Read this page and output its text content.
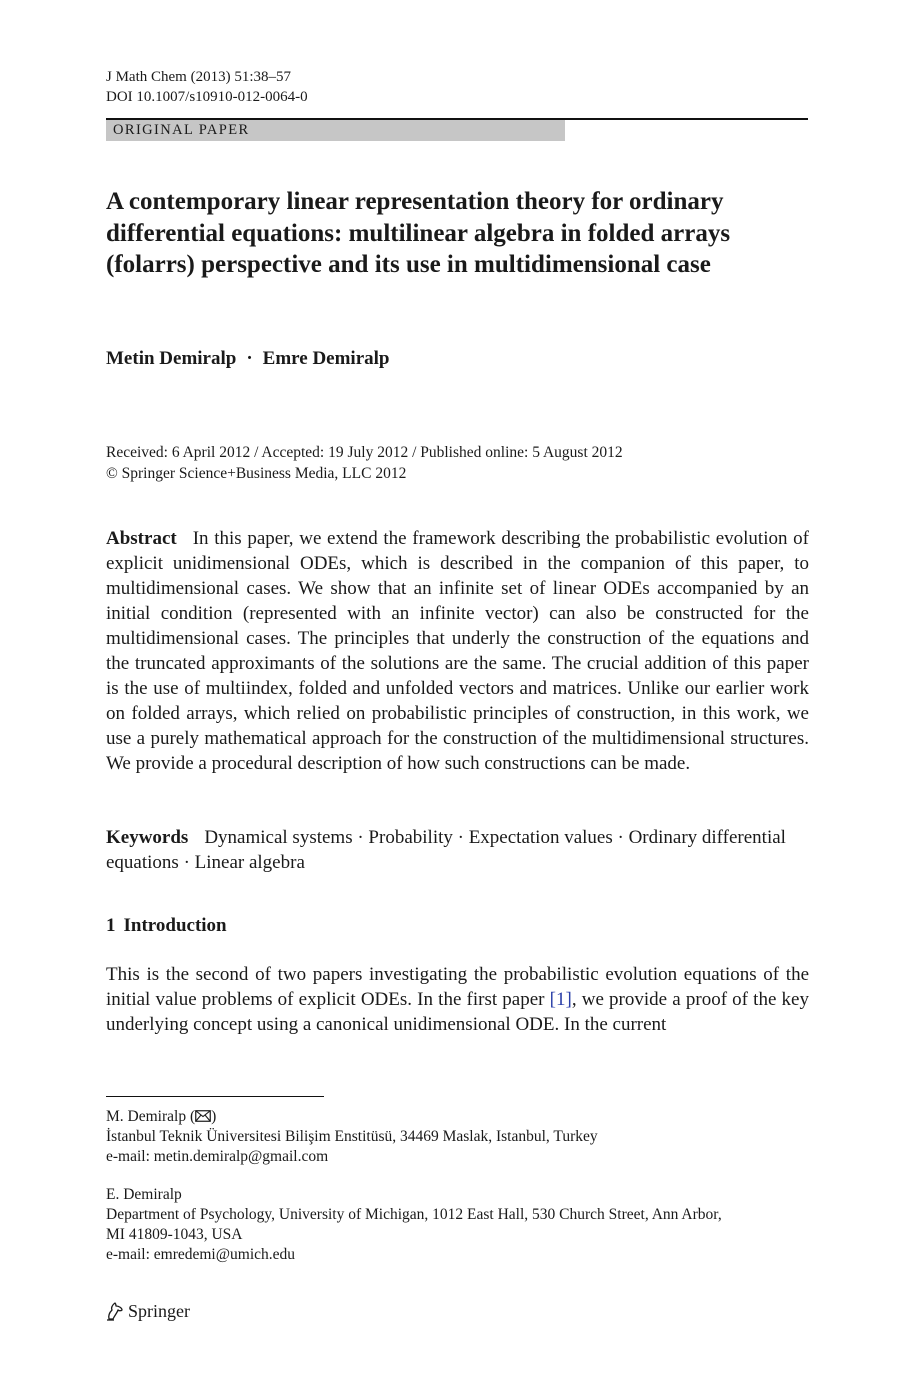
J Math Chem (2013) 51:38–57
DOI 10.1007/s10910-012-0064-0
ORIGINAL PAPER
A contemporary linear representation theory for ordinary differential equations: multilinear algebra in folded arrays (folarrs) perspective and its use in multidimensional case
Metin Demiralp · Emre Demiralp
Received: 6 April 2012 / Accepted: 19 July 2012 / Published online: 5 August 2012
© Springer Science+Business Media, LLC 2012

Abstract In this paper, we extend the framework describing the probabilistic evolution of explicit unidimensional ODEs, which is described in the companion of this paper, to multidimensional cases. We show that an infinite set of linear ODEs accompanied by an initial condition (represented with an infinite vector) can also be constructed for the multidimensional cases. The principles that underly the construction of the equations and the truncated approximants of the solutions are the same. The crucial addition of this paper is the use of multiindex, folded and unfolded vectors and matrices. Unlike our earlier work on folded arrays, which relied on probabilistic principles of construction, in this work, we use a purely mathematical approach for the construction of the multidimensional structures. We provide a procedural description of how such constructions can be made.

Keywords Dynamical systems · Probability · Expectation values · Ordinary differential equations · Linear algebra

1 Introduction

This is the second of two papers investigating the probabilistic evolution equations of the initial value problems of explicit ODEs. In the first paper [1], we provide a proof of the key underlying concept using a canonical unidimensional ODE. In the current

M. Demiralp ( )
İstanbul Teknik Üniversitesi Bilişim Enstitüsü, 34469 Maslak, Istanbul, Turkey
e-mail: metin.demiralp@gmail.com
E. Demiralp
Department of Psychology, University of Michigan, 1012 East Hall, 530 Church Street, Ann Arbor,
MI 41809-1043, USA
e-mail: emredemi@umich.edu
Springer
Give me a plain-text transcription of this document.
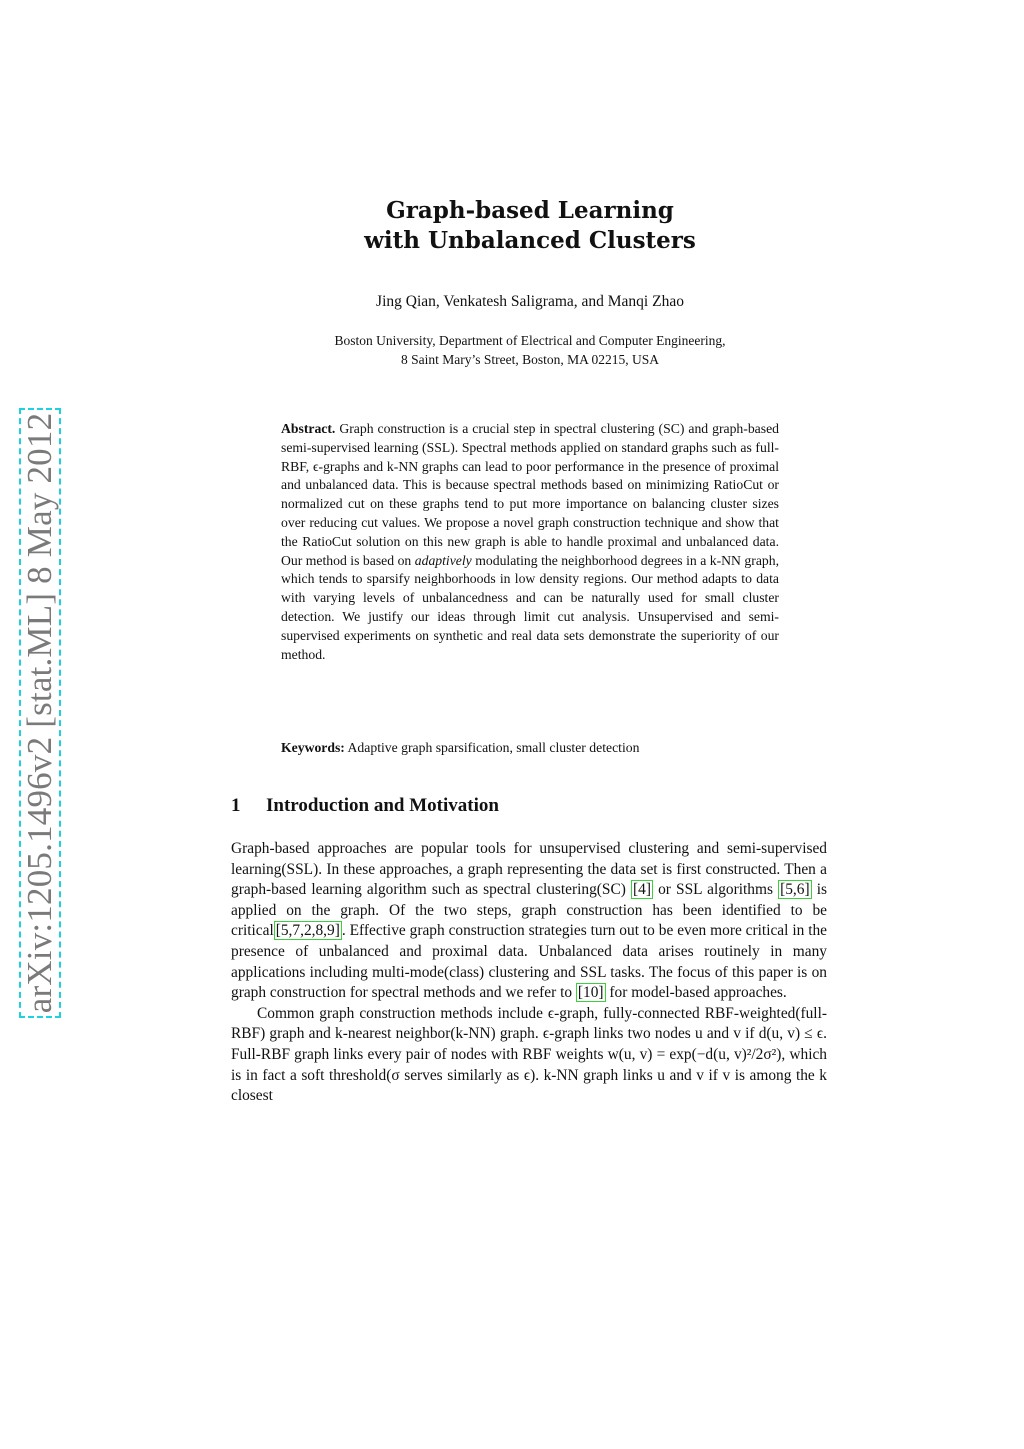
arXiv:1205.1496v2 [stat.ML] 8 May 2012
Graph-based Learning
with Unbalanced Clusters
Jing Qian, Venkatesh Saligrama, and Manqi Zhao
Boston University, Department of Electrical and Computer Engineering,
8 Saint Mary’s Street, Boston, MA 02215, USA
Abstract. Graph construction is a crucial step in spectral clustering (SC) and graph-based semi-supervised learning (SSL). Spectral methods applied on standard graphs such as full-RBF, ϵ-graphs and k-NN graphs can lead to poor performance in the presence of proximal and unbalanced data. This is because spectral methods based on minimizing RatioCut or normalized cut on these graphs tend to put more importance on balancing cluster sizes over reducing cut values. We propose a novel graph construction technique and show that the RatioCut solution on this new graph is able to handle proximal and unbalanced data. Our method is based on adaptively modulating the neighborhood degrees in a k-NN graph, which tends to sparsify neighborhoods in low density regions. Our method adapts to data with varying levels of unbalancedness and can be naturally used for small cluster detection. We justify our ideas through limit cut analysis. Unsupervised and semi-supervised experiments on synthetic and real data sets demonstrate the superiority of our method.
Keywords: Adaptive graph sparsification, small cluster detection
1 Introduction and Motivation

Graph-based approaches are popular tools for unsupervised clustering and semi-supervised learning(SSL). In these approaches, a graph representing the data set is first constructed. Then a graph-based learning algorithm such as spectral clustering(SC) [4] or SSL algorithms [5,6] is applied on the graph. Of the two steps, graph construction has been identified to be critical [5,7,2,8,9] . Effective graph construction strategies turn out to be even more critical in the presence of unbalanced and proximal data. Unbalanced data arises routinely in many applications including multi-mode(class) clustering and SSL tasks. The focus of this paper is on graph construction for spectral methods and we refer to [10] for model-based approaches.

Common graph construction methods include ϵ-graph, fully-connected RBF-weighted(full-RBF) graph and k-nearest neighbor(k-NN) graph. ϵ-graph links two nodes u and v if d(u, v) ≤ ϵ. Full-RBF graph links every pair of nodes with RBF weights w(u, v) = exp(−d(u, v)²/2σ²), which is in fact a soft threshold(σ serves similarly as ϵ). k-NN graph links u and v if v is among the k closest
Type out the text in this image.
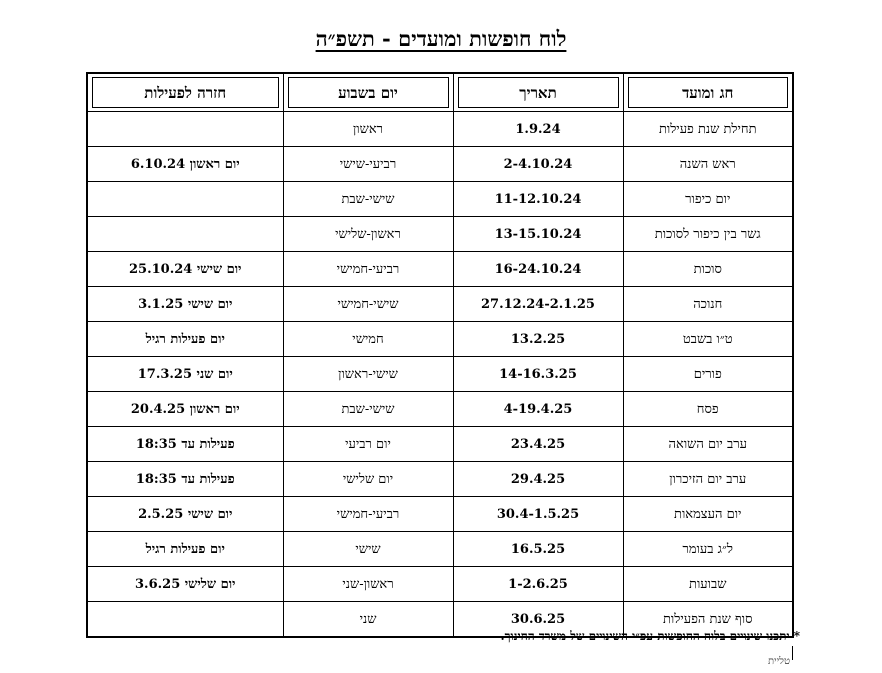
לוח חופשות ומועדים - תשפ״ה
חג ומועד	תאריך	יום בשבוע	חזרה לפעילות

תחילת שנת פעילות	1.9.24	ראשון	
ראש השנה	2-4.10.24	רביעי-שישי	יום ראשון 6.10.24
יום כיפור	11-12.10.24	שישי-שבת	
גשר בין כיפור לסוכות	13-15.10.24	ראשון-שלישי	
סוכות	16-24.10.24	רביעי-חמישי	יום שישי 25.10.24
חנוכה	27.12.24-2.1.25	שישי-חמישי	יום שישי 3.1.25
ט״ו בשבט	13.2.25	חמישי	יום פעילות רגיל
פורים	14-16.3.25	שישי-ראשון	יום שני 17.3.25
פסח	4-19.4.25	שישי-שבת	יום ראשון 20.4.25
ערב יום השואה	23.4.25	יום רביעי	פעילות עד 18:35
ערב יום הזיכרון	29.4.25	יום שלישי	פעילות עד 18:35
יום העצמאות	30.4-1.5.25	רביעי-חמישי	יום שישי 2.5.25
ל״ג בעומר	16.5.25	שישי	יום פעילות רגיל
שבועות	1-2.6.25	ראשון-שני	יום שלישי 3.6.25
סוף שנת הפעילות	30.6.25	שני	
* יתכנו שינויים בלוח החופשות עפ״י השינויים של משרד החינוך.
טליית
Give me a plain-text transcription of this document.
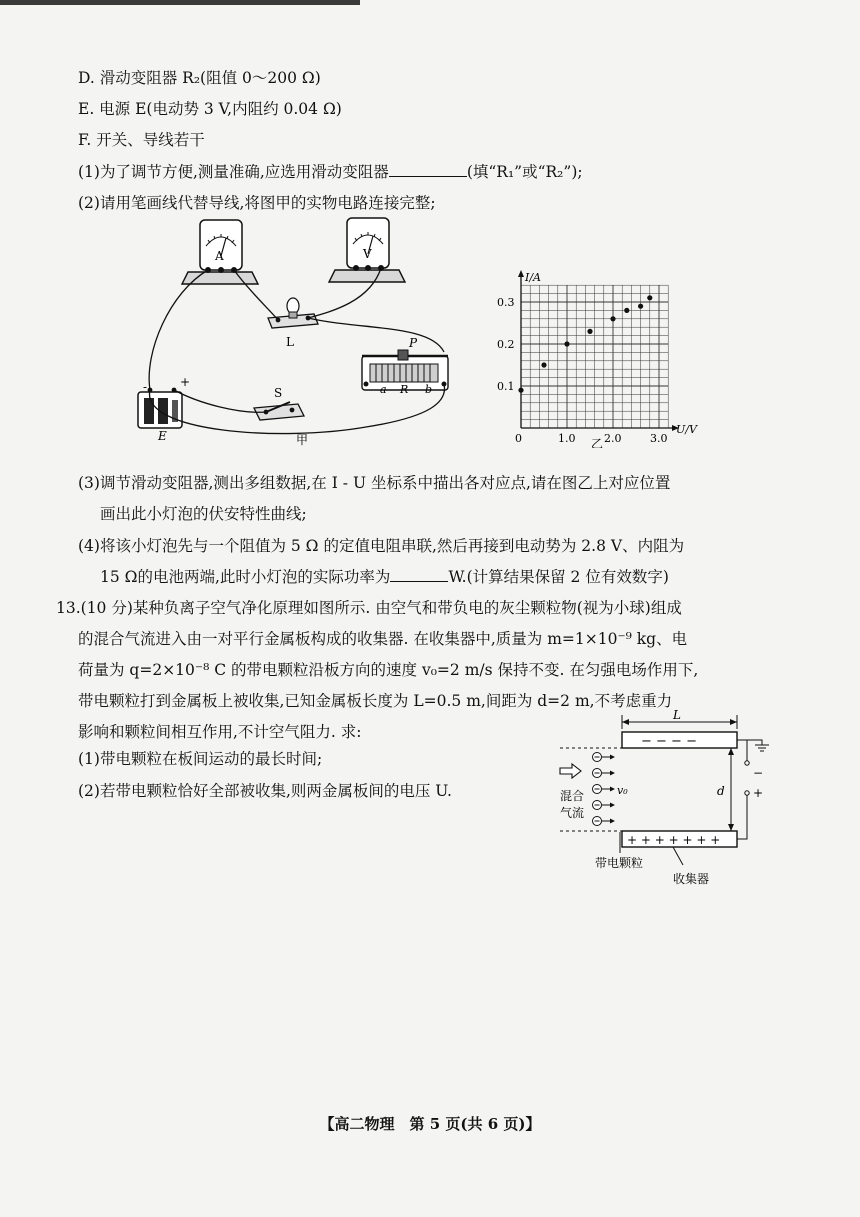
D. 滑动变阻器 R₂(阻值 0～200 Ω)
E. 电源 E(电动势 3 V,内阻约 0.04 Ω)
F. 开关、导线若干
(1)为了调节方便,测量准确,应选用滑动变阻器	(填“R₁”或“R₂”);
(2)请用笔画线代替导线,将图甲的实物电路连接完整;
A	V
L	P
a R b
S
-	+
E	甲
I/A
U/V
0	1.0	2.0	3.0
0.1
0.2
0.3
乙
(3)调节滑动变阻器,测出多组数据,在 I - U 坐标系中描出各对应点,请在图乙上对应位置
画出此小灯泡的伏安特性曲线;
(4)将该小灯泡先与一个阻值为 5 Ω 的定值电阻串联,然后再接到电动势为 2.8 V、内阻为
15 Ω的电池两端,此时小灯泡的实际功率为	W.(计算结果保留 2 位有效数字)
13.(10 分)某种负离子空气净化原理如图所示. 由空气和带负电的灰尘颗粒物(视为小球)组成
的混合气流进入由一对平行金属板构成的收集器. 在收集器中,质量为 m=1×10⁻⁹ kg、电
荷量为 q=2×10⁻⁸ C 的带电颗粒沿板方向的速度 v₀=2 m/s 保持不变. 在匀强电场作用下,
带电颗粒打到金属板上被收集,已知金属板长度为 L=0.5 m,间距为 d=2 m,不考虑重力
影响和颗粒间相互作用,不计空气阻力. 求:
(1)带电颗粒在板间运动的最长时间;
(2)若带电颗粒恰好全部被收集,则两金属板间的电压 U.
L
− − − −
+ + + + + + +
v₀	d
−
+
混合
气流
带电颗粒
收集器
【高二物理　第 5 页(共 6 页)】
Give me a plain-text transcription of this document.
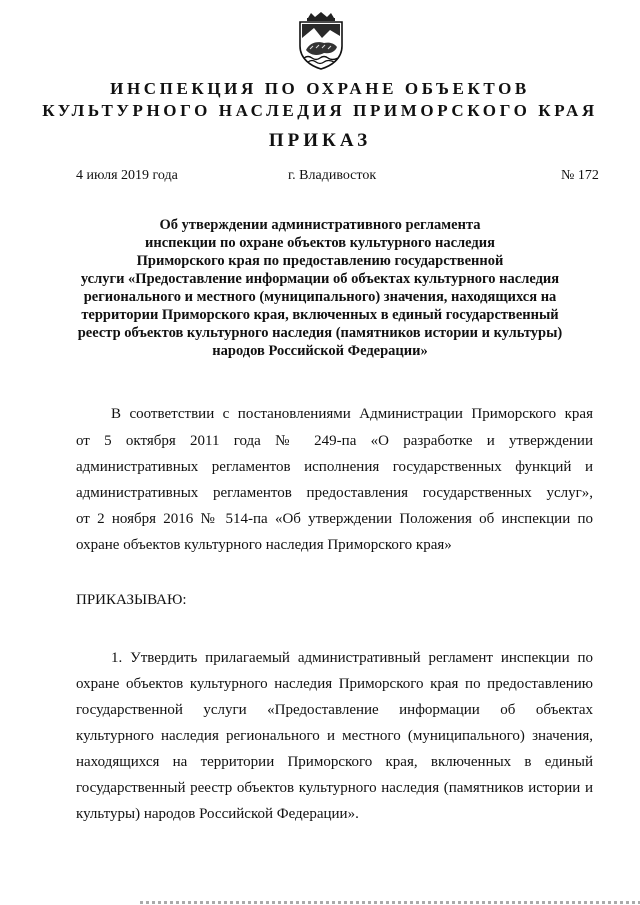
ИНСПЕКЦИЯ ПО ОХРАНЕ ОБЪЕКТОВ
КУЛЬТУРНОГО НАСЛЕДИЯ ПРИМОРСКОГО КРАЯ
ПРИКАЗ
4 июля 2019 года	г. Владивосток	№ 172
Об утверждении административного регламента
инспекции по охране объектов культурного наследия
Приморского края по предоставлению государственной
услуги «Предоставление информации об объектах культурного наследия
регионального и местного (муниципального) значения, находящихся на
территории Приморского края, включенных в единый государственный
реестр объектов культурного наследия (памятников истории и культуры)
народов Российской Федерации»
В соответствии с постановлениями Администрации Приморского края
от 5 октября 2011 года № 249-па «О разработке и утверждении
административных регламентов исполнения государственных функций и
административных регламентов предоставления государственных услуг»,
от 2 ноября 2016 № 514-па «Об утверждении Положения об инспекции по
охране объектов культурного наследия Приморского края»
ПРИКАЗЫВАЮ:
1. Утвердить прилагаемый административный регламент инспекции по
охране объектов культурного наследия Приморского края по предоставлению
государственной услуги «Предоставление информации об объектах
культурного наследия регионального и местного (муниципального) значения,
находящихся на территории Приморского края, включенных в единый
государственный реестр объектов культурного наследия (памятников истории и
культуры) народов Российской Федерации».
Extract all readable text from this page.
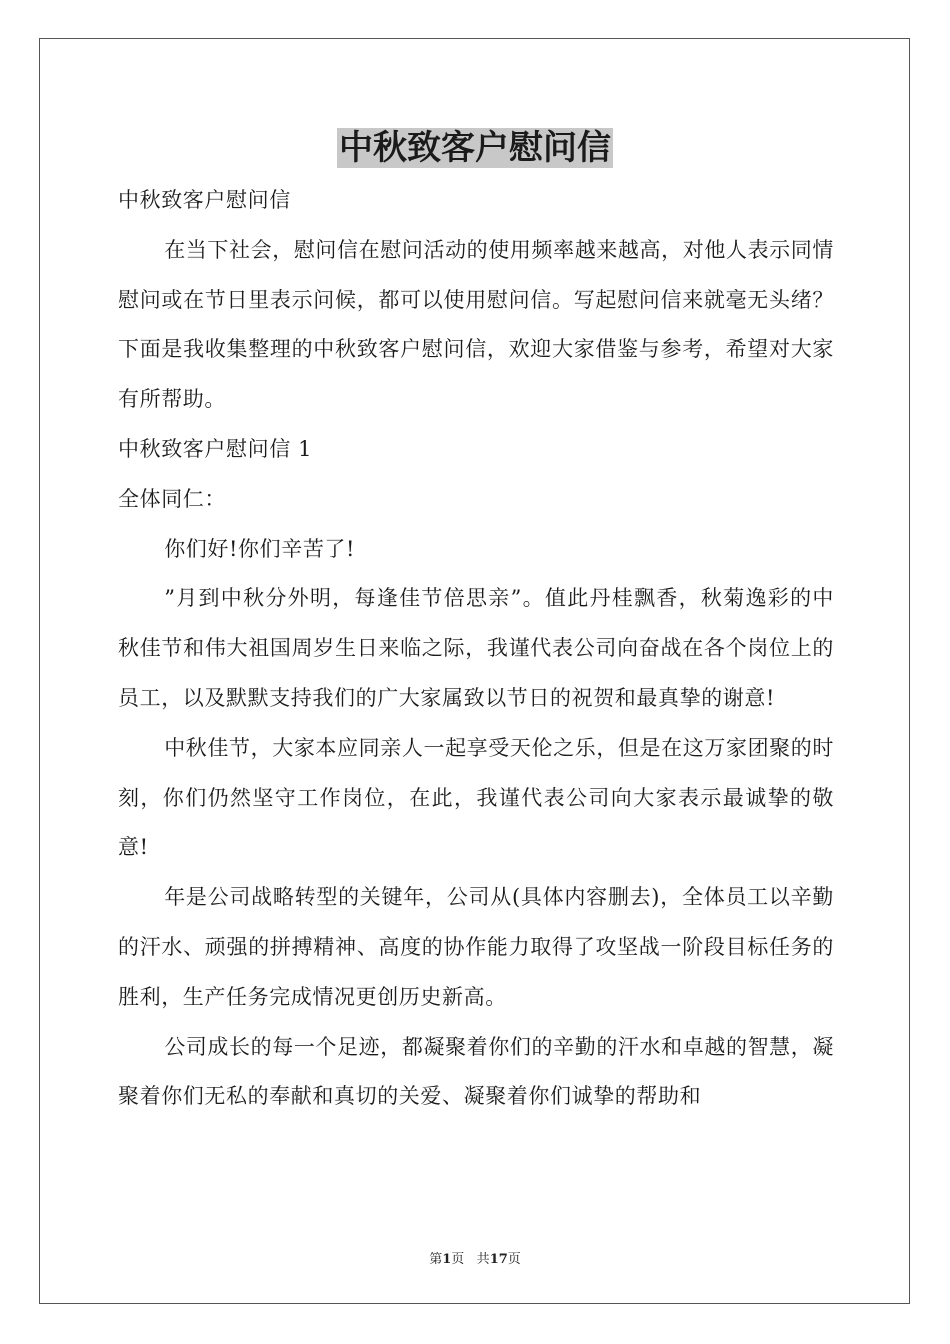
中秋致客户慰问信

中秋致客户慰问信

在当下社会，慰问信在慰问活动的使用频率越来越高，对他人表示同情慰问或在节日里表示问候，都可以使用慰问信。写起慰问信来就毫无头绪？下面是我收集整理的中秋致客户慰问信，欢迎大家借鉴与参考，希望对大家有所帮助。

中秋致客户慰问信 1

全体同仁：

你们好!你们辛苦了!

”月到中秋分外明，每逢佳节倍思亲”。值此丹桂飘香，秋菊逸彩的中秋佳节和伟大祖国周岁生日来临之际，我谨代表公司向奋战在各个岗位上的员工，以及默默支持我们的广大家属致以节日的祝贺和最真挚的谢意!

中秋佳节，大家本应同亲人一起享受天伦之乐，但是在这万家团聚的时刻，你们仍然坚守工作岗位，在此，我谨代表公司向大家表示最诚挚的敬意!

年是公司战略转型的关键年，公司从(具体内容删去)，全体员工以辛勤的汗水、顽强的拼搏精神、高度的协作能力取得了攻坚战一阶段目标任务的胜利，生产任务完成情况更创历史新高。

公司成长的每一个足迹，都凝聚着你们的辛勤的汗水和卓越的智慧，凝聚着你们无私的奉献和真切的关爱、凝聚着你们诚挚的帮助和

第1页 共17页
━━━━━━━━━━━━━━━━
Required task:
Which lines hold the word "включенных"? Return all of them from the records above.

Answer for this exercise:
территории Приморского края, включенных в единый государственный
находящихся на территории Приморского края, включенных в единый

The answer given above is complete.